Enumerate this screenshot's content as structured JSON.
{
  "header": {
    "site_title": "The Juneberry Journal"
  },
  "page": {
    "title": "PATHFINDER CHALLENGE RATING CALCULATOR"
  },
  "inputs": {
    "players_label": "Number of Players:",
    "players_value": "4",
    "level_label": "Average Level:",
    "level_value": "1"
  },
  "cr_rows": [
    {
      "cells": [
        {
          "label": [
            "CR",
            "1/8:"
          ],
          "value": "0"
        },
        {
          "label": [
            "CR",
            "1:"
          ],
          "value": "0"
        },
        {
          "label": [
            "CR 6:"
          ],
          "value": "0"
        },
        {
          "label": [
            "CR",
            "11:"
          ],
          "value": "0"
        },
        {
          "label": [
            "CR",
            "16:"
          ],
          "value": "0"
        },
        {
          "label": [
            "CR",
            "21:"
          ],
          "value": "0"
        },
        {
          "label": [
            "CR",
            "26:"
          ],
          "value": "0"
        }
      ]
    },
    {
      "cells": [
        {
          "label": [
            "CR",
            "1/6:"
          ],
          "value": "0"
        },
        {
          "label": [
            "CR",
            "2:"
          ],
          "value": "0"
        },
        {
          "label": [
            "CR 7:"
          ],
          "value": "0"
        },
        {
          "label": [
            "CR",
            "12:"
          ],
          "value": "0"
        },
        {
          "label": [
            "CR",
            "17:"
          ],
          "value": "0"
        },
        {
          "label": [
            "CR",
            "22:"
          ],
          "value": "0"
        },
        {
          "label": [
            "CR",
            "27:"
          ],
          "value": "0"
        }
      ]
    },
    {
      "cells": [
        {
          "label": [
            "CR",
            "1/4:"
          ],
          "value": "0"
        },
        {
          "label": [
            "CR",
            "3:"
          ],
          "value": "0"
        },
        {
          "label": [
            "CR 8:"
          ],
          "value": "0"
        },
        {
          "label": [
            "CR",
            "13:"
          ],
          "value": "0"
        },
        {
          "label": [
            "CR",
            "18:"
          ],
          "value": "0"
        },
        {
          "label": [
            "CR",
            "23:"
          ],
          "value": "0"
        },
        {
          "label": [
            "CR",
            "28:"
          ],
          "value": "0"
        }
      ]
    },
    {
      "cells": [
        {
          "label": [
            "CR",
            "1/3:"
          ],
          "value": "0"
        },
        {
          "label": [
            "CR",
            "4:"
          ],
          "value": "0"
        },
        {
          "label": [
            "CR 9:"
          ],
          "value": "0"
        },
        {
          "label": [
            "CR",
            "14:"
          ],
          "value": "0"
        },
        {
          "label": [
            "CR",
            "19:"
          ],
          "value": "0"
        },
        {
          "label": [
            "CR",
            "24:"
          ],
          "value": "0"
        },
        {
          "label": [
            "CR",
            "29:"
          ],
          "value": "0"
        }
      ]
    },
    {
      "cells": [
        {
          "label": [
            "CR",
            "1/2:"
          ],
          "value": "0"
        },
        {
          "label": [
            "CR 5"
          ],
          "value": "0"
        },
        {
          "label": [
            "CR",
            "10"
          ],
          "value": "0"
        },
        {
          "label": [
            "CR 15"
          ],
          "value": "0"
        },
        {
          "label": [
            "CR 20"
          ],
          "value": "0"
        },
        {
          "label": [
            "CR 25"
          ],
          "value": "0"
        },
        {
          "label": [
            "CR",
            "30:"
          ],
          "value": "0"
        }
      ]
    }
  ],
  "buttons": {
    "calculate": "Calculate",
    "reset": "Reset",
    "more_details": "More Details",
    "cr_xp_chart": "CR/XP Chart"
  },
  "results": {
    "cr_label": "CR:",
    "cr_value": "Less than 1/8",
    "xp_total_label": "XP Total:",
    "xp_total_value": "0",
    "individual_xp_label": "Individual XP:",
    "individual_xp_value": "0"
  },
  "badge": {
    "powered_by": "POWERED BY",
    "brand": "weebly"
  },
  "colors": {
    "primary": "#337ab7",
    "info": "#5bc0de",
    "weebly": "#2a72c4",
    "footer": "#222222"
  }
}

--

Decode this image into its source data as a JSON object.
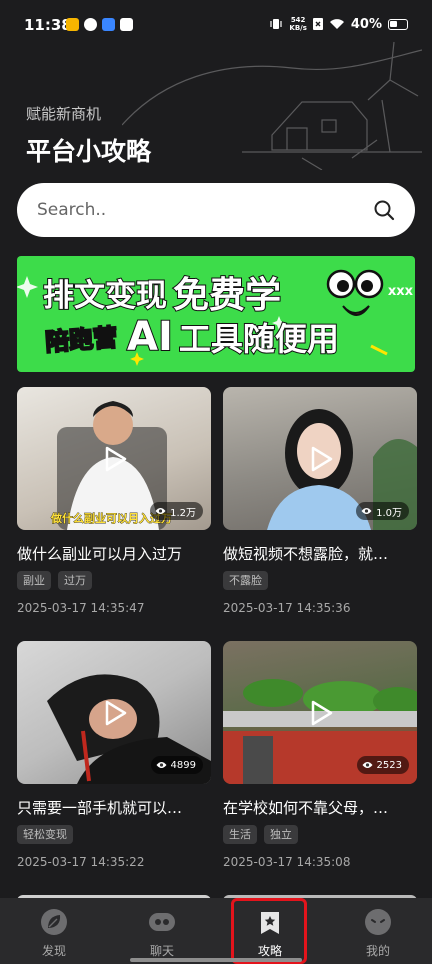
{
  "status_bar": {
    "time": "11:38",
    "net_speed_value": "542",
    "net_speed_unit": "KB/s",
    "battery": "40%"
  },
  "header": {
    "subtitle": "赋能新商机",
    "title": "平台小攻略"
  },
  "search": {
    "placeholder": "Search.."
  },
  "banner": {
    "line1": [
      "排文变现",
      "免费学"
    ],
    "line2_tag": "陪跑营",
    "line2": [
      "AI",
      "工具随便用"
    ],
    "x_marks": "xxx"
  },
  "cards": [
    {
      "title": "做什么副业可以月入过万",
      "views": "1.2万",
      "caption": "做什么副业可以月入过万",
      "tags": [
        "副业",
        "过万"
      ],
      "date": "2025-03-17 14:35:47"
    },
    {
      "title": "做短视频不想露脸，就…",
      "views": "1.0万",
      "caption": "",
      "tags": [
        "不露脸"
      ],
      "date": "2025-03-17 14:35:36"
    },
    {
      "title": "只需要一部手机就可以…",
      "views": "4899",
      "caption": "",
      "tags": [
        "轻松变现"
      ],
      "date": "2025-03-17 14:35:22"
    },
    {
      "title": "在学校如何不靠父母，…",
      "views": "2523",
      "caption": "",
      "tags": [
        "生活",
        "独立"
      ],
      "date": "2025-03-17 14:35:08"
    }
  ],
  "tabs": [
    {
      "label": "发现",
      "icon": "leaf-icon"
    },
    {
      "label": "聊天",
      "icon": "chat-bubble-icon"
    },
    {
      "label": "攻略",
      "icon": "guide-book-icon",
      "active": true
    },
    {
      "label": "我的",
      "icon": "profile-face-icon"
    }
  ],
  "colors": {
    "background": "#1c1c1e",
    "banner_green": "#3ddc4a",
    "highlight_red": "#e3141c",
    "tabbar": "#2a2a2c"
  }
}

--

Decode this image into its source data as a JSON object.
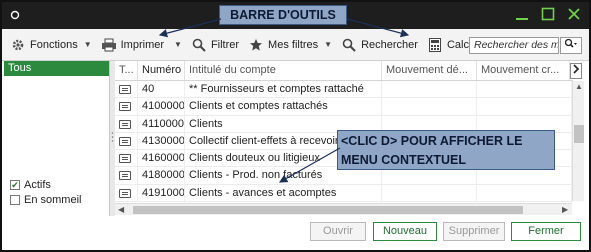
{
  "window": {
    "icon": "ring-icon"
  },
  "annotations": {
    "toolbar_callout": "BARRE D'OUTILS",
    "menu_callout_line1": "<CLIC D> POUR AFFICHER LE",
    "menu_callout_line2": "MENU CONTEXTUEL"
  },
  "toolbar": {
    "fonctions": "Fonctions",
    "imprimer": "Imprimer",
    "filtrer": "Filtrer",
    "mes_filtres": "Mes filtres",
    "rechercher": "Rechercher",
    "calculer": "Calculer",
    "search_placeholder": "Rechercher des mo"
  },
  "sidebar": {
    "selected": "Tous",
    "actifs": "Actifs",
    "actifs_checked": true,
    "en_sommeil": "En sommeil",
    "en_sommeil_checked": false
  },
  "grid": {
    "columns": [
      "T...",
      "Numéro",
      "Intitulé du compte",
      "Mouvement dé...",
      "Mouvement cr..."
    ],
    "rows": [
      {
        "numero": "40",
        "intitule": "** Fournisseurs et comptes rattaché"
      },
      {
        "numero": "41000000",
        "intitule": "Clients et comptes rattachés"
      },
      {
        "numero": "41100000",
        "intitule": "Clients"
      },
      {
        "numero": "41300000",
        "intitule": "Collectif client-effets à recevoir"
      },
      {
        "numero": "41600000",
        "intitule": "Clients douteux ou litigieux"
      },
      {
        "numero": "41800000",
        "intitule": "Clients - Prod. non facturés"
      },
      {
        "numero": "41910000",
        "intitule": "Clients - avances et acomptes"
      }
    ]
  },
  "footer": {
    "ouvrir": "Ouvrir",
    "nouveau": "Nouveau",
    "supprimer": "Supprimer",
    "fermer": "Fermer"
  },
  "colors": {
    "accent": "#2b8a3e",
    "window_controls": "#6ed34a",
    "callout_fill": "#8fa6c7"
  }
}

→ **Exercise details**: Your reply is one number: how many lines of the records above contain the word "icon".

→ **The solution**: 5